- _TO BE DONE_: Using the data below, gather each line that includes the word "title".

_ _ _ _ _

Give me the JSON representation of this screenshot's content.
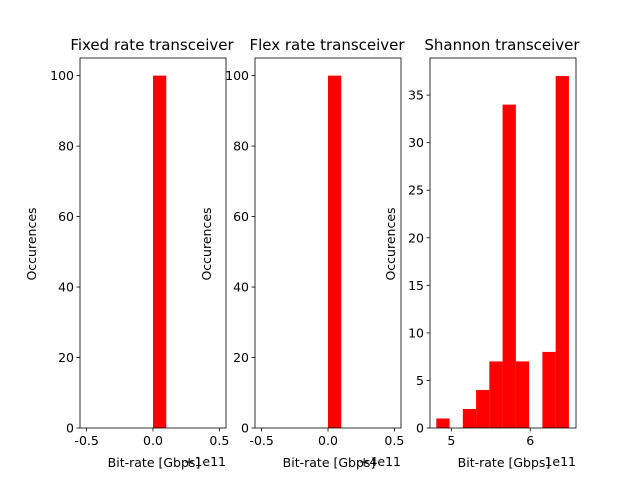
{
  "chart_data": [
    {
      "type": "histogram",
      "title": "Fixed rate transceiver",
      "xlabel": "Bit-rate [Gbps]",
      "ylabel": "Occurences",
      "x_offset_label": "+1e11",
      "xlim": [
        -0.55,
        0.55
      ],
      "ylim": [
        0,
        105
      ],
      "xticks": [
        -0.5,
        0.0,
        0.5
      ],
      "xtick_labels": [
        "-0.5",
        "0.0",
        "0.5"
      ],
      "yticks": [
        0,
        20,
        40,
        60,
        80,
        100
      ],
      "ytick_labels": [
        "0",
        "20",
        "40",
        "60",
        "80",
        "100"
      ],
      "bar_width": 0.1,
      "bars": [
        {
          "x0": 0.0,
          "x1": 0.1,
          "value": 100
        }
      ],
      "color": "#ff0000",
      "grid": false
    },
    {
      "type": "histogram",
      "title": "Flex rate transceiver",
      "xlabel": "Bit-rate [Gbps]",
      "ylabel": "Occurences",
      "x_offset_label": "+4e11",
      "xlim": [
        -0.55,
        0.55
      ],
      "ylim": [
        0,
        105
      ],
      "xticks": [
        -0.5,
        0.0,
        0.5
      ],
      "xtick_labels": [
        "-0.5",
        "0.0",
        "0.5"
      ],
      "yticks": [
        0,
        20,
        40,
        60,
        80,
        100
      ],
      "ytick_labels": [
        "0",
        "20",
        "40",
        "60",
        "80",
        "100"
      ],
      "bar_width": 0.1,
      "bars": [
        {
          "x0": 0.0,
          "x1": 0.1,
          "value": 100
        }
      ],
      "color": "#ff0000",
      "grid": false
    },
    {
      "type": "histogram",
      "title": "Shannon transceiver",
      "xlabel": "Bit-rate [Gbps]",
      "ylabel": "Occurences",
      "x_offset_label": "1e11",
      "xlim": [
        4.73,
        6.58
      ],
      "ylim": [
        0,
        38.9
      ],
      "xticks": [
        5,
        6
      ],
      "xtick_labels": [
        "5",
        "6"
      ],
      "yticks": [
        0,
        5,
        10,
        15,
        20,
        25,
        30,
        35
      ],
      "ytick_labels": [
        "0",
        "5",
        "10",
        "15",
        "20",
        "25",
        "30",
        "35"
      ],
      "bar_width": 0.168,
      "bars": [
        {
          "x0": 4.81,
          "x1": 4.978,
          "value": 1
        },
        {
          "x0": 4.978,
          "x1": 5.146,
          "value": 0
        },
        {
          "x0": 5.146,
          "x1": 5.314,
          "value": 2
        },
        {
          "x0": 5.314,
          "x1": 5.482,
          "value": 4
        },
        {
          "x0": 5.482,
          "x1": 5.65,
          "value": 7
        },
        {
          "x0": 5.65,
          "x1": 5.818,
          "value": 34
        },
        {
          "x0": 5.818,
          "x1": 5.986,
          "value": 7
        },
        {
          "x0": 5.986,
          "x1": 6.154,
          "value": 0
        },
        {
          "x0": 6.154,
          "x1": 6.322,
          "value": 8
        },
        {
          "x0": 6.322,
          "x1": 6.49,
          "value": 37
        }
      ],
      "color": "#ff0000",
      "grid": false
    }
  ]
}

_ _ _ _ _

- _RESPONSE TO THE TASK_:
      "title": "Fixed rate transceiver",
      "title": "Flex rate transceiver",
      "title": "Shannon transceiver",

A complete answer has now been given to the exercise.